### TEXTAUSZUG
■ ■ ■ ■ ■
Musk muss zudem der Börsenaufsicht SEC genau erläutern, wie der geplante Deal aussehen soll, wenn er keinen Ärger mit den Regulierungsbehörden riskieren will. Ein SEC Filing sowie eine ausführliche Pressemitteilung von Tesla müssten daher in wenigen Tagen folgen, um den Aufsehern ausreichend Material zur Verfügung zu stellen.

Anderenfalls könnte Musks kühner Tweet als "irreführendes" oder gar "falsches Statement" gewertet werden - und Klagen gegen Tesla Tür und Tor öffnen.

Ist Tesla für private Investoren überhaupt interessant?

Tesla ist das Gegenteil von dem, wofür sich Private-Equity-Firmen und andere Buy-out-Spezialisten eigentlich interessieren. Normalerweise suchen diese nach profitablen Firmen mit einem soliden, regelmäßigen Cash-Flow. Idealerweise soll das Unternehmen einen auf Pump finanzierten Kauf mit seinen eigenen Erträgen binnen kurzer Zeit selbst finanzieren. Einige Investoren spezialisieren sich auch auf niedrig bewertete Unternehmen, die neu aufgestellt (restrukturiert) werden müssen.
■ ■ ■ ■ ■
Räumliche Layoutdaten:
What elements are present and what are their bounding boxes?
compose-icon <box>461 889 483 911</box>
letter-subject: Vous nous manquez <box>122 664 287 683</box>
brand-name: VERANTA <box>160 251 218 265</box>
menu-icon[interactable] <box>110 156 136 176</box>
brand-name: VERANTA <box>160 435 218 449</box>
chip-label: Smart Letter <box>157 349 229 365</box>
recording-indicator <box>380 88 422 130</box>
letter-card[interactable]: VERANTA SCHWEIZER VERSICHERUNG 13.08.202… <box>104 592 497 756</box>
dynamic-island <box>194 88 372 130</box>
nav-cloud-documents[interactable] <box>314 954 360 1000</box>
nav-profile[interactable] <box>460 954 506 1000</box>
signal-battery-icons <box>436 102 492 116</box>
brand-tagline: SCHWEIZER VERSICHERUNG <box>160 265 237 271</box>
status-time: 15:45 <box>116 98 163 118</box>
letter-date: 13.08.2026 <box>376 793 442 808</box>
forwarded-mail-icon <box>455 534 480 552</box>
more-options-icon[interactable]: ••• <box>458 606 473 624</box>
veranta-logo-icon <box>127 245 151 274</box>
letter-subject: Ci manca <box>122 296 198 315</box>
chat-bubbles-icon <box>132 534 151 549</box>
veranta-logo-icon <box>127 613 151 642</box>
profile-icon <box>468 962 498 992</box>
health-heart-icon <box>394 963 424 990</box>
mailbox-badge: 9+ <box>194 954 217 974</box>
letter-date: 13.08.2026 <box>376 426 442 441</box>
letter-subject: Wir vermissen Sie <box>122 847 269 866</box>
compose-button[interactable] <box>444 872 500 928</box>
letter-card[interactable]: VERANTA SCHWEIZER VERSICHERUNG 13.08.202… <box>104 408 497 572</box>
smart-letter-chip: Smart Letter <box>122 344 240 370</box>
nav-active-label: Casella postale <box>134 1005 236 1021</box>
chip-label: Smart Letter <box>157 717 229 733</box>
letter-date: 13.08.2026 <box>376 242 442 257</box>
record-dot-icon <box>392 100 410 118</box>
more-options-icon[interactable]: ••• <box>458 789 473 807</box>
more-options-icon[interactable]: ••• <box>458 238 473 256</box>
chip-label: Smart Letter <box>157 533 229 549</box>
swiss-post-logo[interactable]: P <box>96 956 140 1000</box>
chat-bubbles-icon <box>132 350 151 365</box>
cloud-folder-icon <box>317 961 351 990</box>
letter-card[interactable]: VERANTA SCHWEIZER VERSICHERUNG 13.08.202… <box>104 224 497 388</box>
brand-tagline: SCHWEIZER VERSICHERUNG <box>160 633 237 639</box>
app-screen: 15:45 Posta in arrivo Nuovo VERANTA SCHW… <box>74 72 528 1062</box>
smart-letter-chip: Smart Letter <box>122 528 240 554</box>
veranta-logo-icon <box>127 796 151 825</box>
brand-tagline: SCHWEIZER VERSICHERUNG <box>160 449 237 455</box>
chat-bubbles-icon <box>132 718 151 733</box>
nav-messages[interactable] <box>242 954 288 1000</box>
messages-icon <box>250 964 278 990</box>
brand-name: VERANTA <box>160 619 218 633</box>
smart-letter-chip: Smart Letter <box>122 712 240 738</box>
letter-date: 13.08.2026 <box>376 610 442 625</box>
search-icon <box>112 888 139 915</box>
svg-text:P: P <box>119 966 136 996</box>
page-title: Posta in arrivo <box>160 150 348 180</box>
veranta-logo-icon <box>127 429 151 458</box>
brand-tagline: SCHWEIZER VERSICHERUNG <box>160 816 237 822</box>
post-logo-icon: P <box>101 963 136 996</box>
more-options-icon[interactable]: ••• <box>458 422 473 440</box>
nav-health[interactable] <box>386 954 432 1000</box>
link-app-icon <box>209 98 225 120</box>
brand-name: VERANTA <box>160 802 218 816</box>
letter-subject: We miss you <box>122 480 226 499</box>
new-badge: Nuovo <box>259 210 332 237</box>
■ ■ ■ ■ ■
### KURZE ÜBUNG 1
Beantworten Sie anhand des Textauszugs über Musk und Tesla:
(a) Welcher Behörde muss Musk genau erläutern, wie der geplante Deal aussehen soll?
(b) Als was könnte Musks Tweet anderenfalls gewertet werden?
(c) Wonach suchen Private-Equity-Firmen und andere Buy-out-Spezialisten normalerweise?
### KURZE ÜBUNG 2
Entnehmen Sie dem Textauszug über Musk und Tesla wortgetreu die Passage von „Anderenfalls könnte Musks“ bis „(restrukturiert) werden müssen.“.
Die Datensätze stammen aus einer anderen Quelle.

### RICHTIGE ANTWORT 1
(a) Der Börsenaufsicht SEC.
(b) Als „irreführendes“ oder gar „falsches Statement“.
(c) Nach profitablen Firmen mit einem soliden, regelmäßigen Cash-Flow.

### RICHTIGE ANTWORT 2
Anderenfalls könnte Musks kühner Tweet als "irreführendes" oder gar "falsches Statement" gewertet werden - und Klagen gegen Tesla Tür und Tor öffnen.

Ist Tesla für private Investoren überhaupt interessant?

Tesla ist das Gegenteil von dem, wofür sich Private-Equity-Firmen und andere Buy-out-Spezialisten eigentlich interessieren. Normalerweise suchen diese nach profitablen Firmen mit einem soliden, regelmäßigen Cash-Flow. Idealerweise soll das Unternehmen einen auf Pump finanzierten Kauf mit seinen eigenen Erträgen binnen kurzer Zeit selbst finanzieren. Einige Investoren spezialisieren sich auch auf niedrig bewertete Unternehmen, die neu aufgestellt (restrukturiert) werden müssen.